**Problem details**.
Your output is the line containing "Read out every word on this page." plus all lines after it to the end of the records, reproduced exactly, with nothing else.

**Supplied information**.

=====

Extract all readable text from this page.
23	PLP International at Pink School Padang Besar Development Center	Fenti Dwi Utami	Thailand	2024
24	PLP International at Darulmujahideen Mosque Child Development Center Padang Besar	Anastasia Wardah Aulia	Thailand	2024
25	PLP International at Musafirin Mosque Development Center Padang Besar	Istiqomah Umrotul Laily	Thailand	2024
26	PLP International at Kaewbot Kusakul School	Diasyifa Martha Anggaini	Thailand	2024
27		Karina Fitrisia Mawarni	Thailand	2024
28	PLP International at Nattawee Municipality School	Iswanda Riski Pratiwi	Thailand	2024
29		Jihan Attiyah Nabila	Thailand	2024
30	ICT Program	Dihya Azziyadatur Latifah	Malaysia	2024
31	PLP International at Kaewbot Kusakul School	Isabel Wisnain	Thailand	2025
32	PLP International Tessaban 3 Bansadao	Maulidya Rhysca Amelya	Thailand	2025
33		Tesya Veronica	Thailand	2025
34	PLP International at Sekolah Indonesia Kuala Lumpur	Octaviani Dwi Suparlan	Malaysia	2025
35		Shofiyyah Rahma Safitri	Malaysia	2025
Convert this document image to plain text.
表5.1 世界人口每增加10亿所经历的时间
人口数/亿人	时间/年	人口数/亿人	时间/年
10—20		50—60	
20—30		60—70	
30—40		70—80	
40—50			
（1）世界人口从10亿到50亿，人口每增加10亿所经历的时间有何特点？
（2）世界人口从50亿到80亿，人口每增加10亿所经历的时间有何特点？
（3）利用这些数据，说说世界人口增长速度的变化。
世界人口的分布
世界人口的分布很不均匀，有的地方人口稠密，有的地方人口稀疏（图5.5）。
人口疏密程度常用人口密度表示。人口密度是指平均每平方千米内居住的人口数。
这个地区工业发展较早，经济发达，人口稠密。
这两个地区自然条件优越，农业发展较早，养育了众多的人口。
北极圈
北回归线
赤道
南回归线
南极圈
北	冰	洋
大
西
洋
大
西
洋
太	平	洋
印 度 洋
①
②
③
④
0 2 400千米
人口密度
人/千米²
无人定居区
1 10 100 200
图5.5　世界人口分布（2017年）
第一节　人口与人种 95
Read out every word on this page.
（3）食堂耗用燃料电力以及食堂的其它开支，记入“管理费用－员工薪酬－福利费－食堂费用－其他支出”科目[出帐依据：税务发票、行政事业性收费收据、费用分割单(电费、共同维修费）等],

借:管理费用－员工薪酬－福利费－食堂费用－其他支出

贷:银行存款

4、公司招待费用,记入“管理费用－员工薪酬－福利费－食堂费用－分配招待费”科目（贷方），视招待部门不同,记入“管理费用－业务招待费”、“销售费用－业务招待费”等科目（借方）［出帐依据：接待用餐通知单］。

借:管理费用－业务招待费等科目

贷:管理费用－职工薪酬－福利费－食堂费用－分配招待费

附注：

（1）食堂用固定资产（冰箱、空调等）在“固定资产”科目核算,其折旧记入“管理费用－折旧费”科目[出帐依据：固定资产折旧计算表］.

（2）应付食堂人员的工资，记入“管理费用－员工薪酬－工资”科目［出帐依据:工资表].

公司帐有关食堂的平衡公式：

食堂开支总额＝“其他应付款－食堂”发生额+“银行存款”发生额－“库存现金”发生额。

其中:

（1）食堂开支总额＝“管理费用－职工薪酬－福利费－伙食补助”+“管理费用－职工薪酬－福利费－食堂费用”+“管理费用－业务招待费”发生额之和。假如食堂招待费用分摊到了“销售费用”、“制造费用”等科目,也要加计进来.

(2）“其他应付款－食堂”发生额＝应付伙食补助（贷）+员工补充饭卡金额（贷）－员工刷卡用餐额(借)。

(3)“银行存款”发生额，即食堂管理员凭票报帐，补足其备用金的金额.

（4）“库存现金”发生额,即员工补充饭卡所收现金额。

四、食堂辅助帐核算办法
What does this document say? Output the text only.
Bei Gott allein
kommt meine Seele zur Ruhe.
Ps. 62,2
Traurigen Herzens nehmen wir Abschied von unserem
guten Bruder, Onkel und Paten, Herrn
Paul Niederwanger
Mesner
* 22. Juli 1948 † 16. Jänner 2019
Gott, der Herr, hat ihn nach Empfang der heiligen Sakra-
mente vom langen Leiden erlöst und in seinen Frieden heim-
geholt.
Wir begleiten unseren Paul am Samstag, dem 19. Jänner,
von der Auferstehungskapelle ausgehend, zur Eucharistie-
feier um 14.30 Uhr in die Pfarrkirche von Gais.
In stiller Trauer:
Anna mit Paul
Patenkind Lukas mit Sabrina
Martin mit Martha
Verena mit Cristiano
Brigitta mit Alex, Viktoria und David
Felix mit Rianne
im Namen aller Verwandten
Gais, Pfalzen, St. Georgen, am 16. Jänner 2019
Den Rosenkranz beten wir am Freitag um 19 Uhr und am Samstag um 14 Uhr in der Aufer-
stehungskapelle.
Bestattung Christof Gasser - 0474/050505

=====

**Correct answer**.
Read out every word on this page.
（3）食堂耗用燃料电力以及食堂的其它开支，记入“管理费用－员工薪酬－福利费－食堂费用－其他支出”科目[出帐依据：税务发票、行政事业性收费收据、费用分割单(电费、共同维修费）等],

借:管理费用－员工薪酬－福利费－食堂费用－其他支出

贷:银行存款

4、公司招待费用,记入“管理费用－员工薪酬－福利费－食堂费用－分配招待费”科目（贷方），视招待部门不同,记入“管理费用－业务招待费”、“销售费用－业务招待费”等科目（借方）［出帐依据：接待用餐通知单］。

借:管理费用－业务招待费等科目

贷:管理费用－职工薪酬－福利费－食堂费用－分配招待费

附注：

（1）食堂用固定资产（冰箱、空调等）在“固定资产”科目核算,其折旧记入“管理费用－折旧费”科目[出帐依据：固定资产折旧计算表］.

（2）应付食堂人员的工资，记入“管理费用－员工薪酬－工资”科目［出帐依据:工资表].

公司帐有关食堂的平衡公式：

食堂开支总额＝“其他应付款－食堂”发生额+“银行存款”发生额－“库存现金”发生额。

其中:

（1）食堂开支总额＝“管理费用－职工薪酬－福利费－伙食补助”+“管理费用－职工薪酬－福利费－食堂费用”+“管理费用－业务招待费”发生额之和。假如食堂招待费用分摊到了“销售费用”、“制造费用”等科目,也要加计进来.

(2）“其他应付款－食堂”发生额＝应付伙食补助（贷）+员工补充饭卡金额（贷）－员工刷卡用餐额(借)。

(3)“银行存款”发生额，即食堂管理员凭票报帐，补足其备用金的金额.

（4）“库存现金”发生额,即员工补充饭卡所收现金额。

四、食堂辅助帐核算办法
What does this document say? Output the text only.
Bei Gott allein
kommt meine Seele zur Ruhe.
Ps. 62,2
Traurigen Herzens nehmen wir Abschied von unserem
guten Bruder, Onkel und Paten, Herrn
Paul Niederwanger
Mesner
* 22. Juli 1948 † 16. Jänner 2019
Gott, der Herr, hat ihn nach Empfang der heiligen Sakra-
mente vom langen Leiden erlöst und in seinen Frieden heim-
geholt.
Wir begleiten unseren Paul am Samstag, dem 19. Jänner,
von der Auferstehungskapelle ausgehend, zur Eucharistie-
feier um 14.30 Uhr in die Pfarrkirche von Gais.
In stiller Trauer:
Anna mit Paul
Patenkind Lukas mit Sabrina
Martin mit Martha
Verena mit Cristiano
Brigitta mit Alex, Viktoria und David
Felix mit Rianne
im Namen aller Verwandten
Gais, Pfalzen, St. Georgen, am 16. Jänner 2019
Den Rosenkranz beten wir am Freitag um 19 Uhr und am Samstag um 14 Uhr in der Aufer-
stehungskapelle.
Bestattung Christof Gasser - 0474/050505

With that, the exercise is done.